A series of records

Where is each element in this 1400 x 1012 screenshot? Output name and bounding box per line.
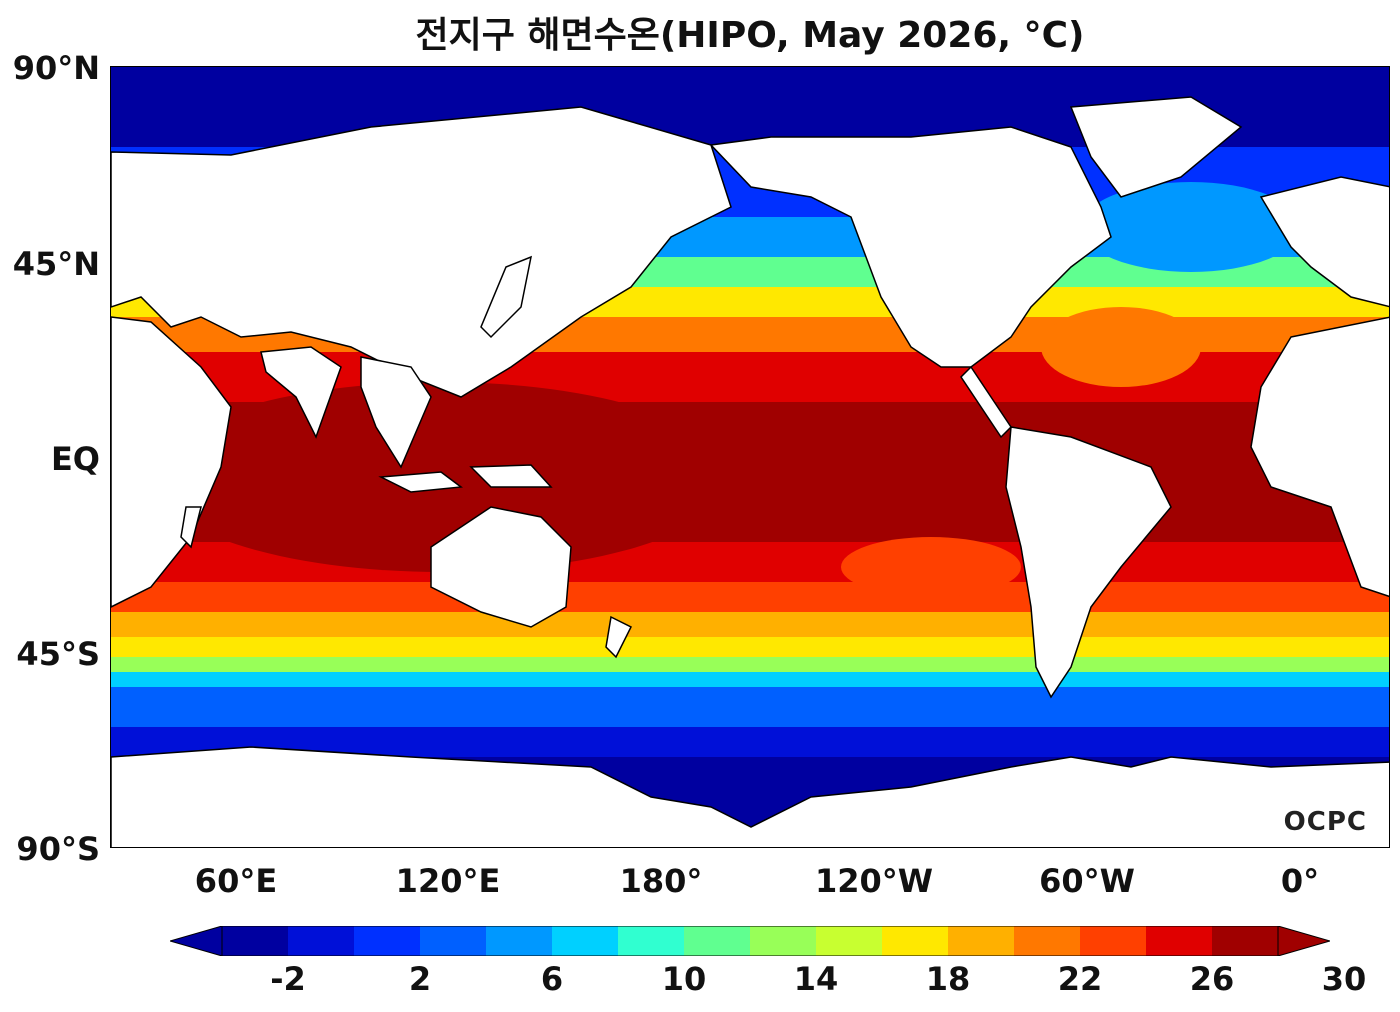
band-southern-ocean	[111, 687, 1389, 727]
north-atlantic-cool	[1081, 182, 1301, 272]
east-pacific-cold-tongue	[841, 537, 1021, 597]
land-japan	[480, 255, 533, 339]
ocpc-logo: OCPC	[1283, 807, 1367, 837]
sst-map-svg	[111, 67, 1389, 847]
lon-label-0: 0°	[1280, 862, 1320, 900]
colorbar-tick-label: 30	[1321, 960, 1367, 998]
land-africa	[111, 316, 1389, 608]
land-eurasia	[111, 106, 732, 398]
colorbar-segment	[948, 926, 1015, 956]
land-madagascar	[180, 506, 202, 549]
colorbar-segment	[1080, 926, 1147, 956]
lon-label-60e: 60°E	[194, 862, 278, 900]
land-greenland	[1069, 96, 1243, 198]
band-south-mild	[111, 637, 1389, 657]
land-australia	[430, 506, 572, 628]
band-south-subtropic	[111, 582, 1389, 612]
sst-map: OCPC	[110, 66, 1390, 848]
land-se-asia	[360, 356, 432, 469]
colorbar-segment	[486, 926, 553, 956]
lon-label-120w: 120°W	[814, 862, 934, 900]
land-india	[260, 346, 342, 439]
colorbar-tick-label: 6	[540, 960, 564, 998]
land-antarctica	[111, 746, 1389, 847]
colorbar-tick-label: 10	[661, 960, 707, 998]
lat-label-45n: 45°N	[12, 245, 100, 283]
colorbar-tick-label: 2	[408, 960, 432, 998]
lon-label-60w: 60°W	[1039, 862, 1135, 900]
colorbar-tick-label: 14	[793, 960, 839, 998]
land-indonesia	[378, 464, 553, 493]
land-europe	[1259, 176, 1389, 308]
colorbar-segment	[420, 926, 487, 956]
colorbar-segment	[882, 926, 949, 956]
lon-label-120e: 120°E	[395, 862, 501, 900]
land-north-america	[709, 126, 1112, 368]
band-south-warm	[111, 612, 1389, 637]
colorbar-segment	[288, 926, 355, 956]
colorbar-segment	[1014, 926, 1081, 956]
colorbar-segment	[552, 926, 619, 956]
gulf-stream	[1041, 307, 1201, 387]
lat-label-90n: 90°N	[12, 49, 100, 87]
colorbar-segment	[618, 926, 685, 956]
colorbar-extend-low	[170, 926, 223, 956]
land-central-america	[960, 365, 1012, 439]
colorbar-segment	[816, 926, 883, 956]
land-south-america	[1005, 426, 1172, 699]
colorbar-segment	[750, 926, 817, 956]
colorbar-tick-label: 26	[1189, 960, 1235, 998]
lat-label-45s: 45°S	[16, 635, 100, 673]
lat-label-eq: EQ	[50, 440, 100, 478]
lat-label-90s: 90°S	[16, 830, 100, 868]
band-south-cool	[111, 657, 1389, 672]
colorbar	[170, 926, 1330, 956]
map-title: 전지구 해면수온(HIPO, May 2026, °C)	[415, 15, 1085, 56]
colorbar-tick-label: -2	[270, 960, 306, 998]
colorbar-tick-label: 18	[925, 960, 971, 998]
colorbar-tick-label: 22	[1057, 960, 1103, 998]
colorbar-extend-high	[1277, 926, 1330, 956]
land	[111, 96, 1389, 847]
lon-label-180: 180°	[619, 862, 703, 900]
colorbar-border	[221, 926, 1279, 956]
colorbar-segment	[1146, 926, 1213, 956]
colorbar-segment	[684, 926, 751, 956]
land-new-zealand	[605, 615, 633, 659]
colorbar-segment	[222, 926, 289, 956]
colorbar-segment	[354, 926, 421, 956]
colorbar-segment	[1212, 926, 1279, 956]
band-south-cold	[111, 672, 1389, 687]
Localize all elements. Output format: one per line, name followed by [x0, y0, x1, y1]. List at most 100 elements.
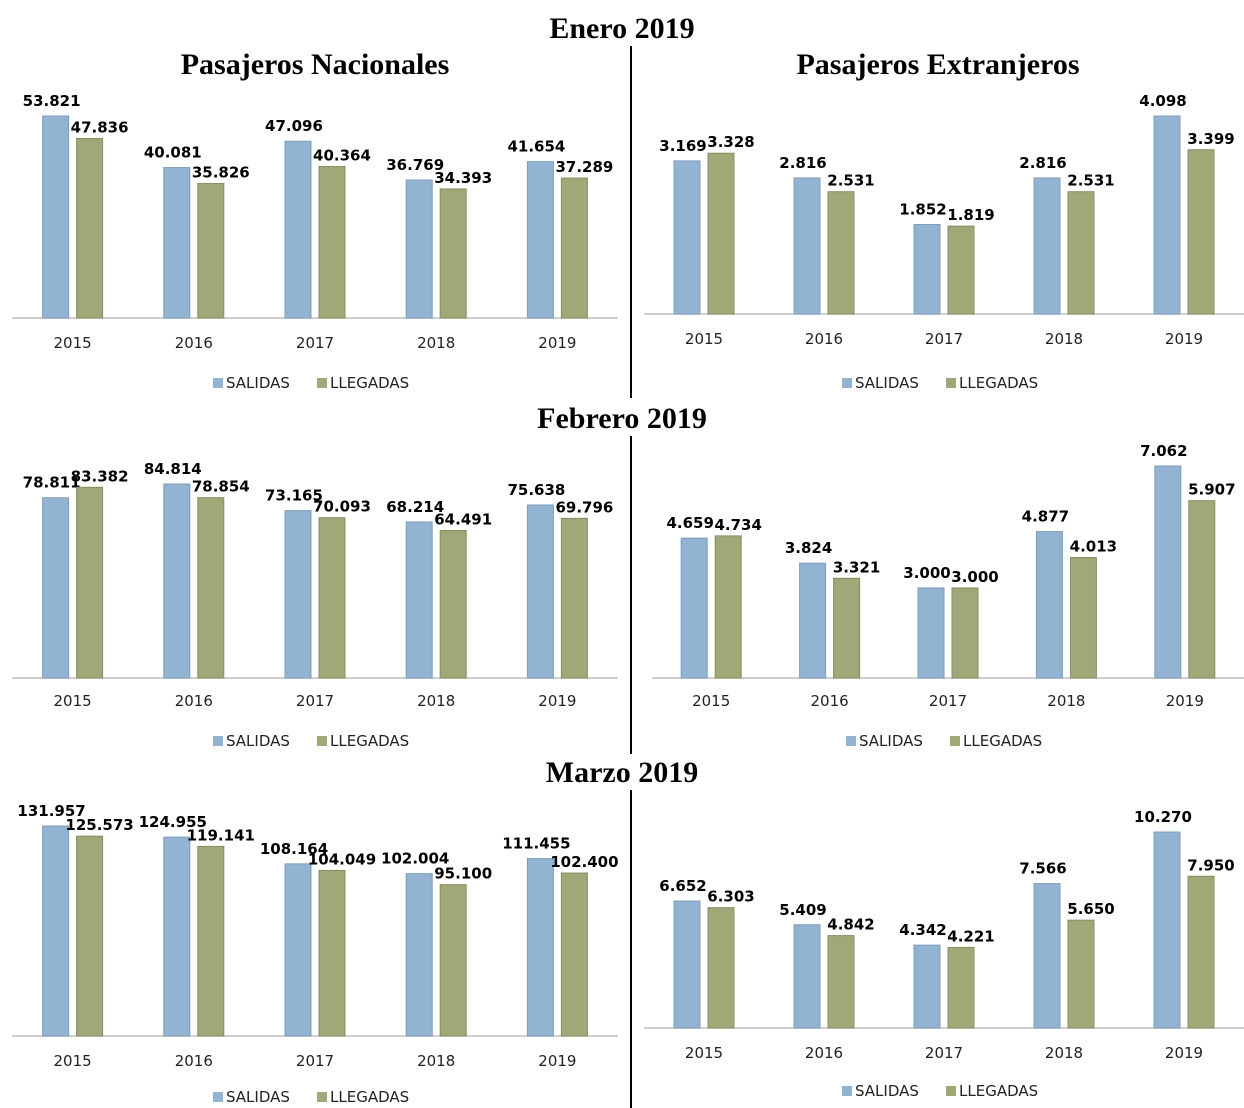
value-label-salidas-2018: 7.566	[1019, 860, 1066, 878]
value-label-salidas-2019: 41.654	[507, 138, 565, 156]
chart-enero-nacionales: 53.821 47.836 2015 40.081 35.826 2016 47.096 40…	[12, 92, 618, 392]
value-label-salidas-2015: 6.652	[659, 877, 706, 895]
month-title-enero: Enero 2019	[549, 12, 695, 45]
legend-swatch-salidas	[846, 736, 856, 746]
month-title-marzo: Marzo 2019	[545, 756, 699, 789]
value-label-salidas-2019: 7.062	[1140, 442, 1187, 460]
x-tick-label-2018: 2018	[417, 1052, 455, 1070]
value-label-salidas-2017: 73.165	[265, 487, 323, 505]
x-tick-label-2019: 2019	[538, 692, 576, 710]
bar-salidas-2017	[284, 510, 312, 679]
x-tick-label-2015: 2015	[692, 692, 730, 710]
bar-llegadas-2016	[827, 191, 855, 315]
bar-salidas-2018	[1033, 883, 1061, 1029]
value-label-llegadas-2015: 6.303	[707, 888, 754, 906]
bar-salidas-2017	[917, 587, 945, 679]
legend-label-llegadas: LLEGADAS	[330, 732, 409, 750]
x-tick-label-2016: 2016	[805, 1044, 843, 1062]
legend-label-salidas: SALIDAS	[226, 374, 290, 392]
legend-label-llegadas: LLEGADAS	[959, 374, 1038, 392]
value-label-llegadas-2017: 104.049	[308, 850, 376, 868]
x-tick-label-2016: 2016	[175, 1052, 213, 1070]
x-tick-label-2019: 2019	[1165, 1044, 1203, 1062]
value-label-salidas-2019: 75.638	[507, 481, 565, 499]
x-tick-label-2019: 2019	[1166, 692, 1204, 710]
bar-llegadas-2018	[439, 529, 467, 679]
value-label-salidas-2015: 78.811	[23, 474, 81, 492]
x-tick-label-2017: 2017	[925, 330, 963, 348]
value-label-salidas-2018: 4.877	[1022, 508, 1069, 526]
value-label-llegadas-2016: 78.854	[192, 478, 250, 496]
legend-swatch-llegadas	[946, 1086, 956, 1096]
bar-llegadas-2015	[76, 835, 104, 1037]
x-tick-label-2018: 2018	[417, 334, 455, 352]
legend-swatch-llegadas	[317, 378, 327, 388]
legend-swatch-salidas	[213, 378, 223, 388]
bar-salidas-2019	[526, 504, 554, 679]
value-label-salidas-2016: 5.409	[779, 901, 826, 919]
value-label-llegadas-2015: 47.836	[71, 118, 129, 136]
bar-salidas-2016	[799, 562, 827, 679]
column-divider-enero	[630, 46, 632, 398]
value-label-salidas-2016: 40.081	[144, 144, 202, 162]
legend-label-llegadas: LLEGADAS	[330, 1088, 409, 1106]
value-label-salidas-2015: 53.821	[23, 92, 81, 110]
value-label-salidas-2019: 111.455	[502, 835, 570, 853]
bar-llegadas-2016	[197, 183, 225, 319]
bar-llegadas-2016	[197, 845, 225, 1037]
value-label-salidas-2018: 36.769	[386, 156, 444, 174]
bar-salidas-2016	[163, 483, 191, 679]
column-divider-febrero	[630, 436, 632, 754]
bar-salidas-2018	[1035, 531, 1063, 679]
bar-salidas-2016	[163, 167, 191, 319]
bar-salidas-2019	[526, 858, 554, 1037]
legend-swatch-salidas	[842, 378, 852, 388]
x-tick-label-2019: 2019	[538, 1052, 576, 1070]
bar-llegadas-2019	[560, 872, 588, 1037]
legend-label-salidas: SALIDAS	[855, 1082, 919, 1100]
value-label-salidas-2017: 1.852	[899, 201, 946, 219]
x-tick-label-2017: 2017	[296, 1052, 334, 1070]
value-label-llegadas-2017: 3.000	[951, 568, 998, 586]
value-label-llegadas-2015: 83.382	[71, 467, 129, 485]
legend-swatch-llegadas	[317, 736, 327, 746]
bar-salidas-2017	[913, 224, 941, 315]
x-tick-label-2017: 2017	[296, 334, 334, 352]
bar-llegadas-2017	[318, 517, 346, 679]
bar-llegadas-2018	[1067, 191, 1095, 315]
bar-llegadas-2015	[76, 137, 104, 319]
value-label-salidas-2015: 4.659	[666, 514, 713, 532]
x-tick-label-2015: 2015	[54, 1052, 92, 1070]
legend-label-salidas: SALIDAS	[855, 374, 919, 392]
value-label-llegadas-2015: 4.734	[714, 516, 761, 534]
bar-salidas-2015	[42, 115, 70, 319]
bar-salidas-2015	[42, 825, 70, 1037]
bar-salidas-2019	[1153, 831, 1181, 1029]
x-tick-label-2019: 2019	[538, 334, 576, 352]
legend-label-llegadas: LLEGADAS	[330, 374, 409, 392]
value-label-salidas-2015: 131.957	[17, 802, 85, 820]
value-label-salidas-2017: 108.164	[260, 840, 328, 858]
x-tick-label-2018: 2018	[1045, 330, 1083, 348]
x-tick-label-2018: 2018	[1047, 692, 1085, 710]
value-label-llegadas-2016: 3.321	[833, 558, 880, 576]
bar-llegadas-2015	[707, 152, 735, 315]
value-label-llegadas-2015: 125.573	[65, 816, 133, 834]
x-tick-label-2015: 2015	[54, 334, 92, 352]
value-label-llegadas-2018: 5.650	[1067, 900, 1114, 918]
bar-salidas-2019	[526, 161, 554, 319]
x-tick-label-2016: 2016	[175, 692, 213, 710]
bar-llegadas-2018	[1069, 557, 1097, 679]
bar-salidas-2017	[284, 863, 312, 1037]
x-tick-label-2019: 2019	[1165, 330, 1203, 348]
value-label-llegadas-2016: 119.141	[187, 826, 255, 844]
value-label-llegadas-2016: 35.826	[192, 164, 250, 182]
x-tick-label-2015: 2015	[54, 692, 92, 710]
value-label-llegadas-2019: 102.400	[550, 853, 618, 871]
x-tick-label-2017: 2017	[929, 692, 967, 710]
legend-swatch-salidas	[213, 736, 223, 746]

◆ EXERCISE INSTRUCTIONS
Copy word for word the lines of the material starting at the line containing "687, 1389, 727]" and ending after the line containing "356, 432, 469]".

◆ SOLUTION TO THIS EXERCISE
band-southern-ocean	[111, 687, 1389, 727]
north-atlantic-cool	[1081, 182, 1301, 272]
east-pacific-cold-tongue	[841, 537, 1021, 597]
land-japan	[480, 255, 533, 339]
ocpc-logo: OCPC	[1283, 807, 1367, 837]
sst-map-svg	[111, 67, 1389, 847]
lon-label-0: 0°	[1280, 862, 1320, 900]
colorbar-tick-label: 30	[1321, 960, 1367, 998]
land-africa	[111, 316, 1389, 608]
land-eurasia	[111, 106, 732, 398]
colorbar-segment	[948, 926, 1015, 956]
land-madagascar	[180, 506, 202, 549]
colorbar-segment	[1080, 926, 1147, 956]
lon-label-60e: 60°E	[194, 862, 278, 900]
land-greenland	[1069, 96, 1243, 198]
band-south-mild	[111, 637, 1389, 657]
land-australia	[430, 506, 572, 628]
band-south-subtropic	[111, 582, 1389, 612]
sst-map: OCPC	[110, 66, 1390, 848]
land-se-asia	[360, 356, 432, 469]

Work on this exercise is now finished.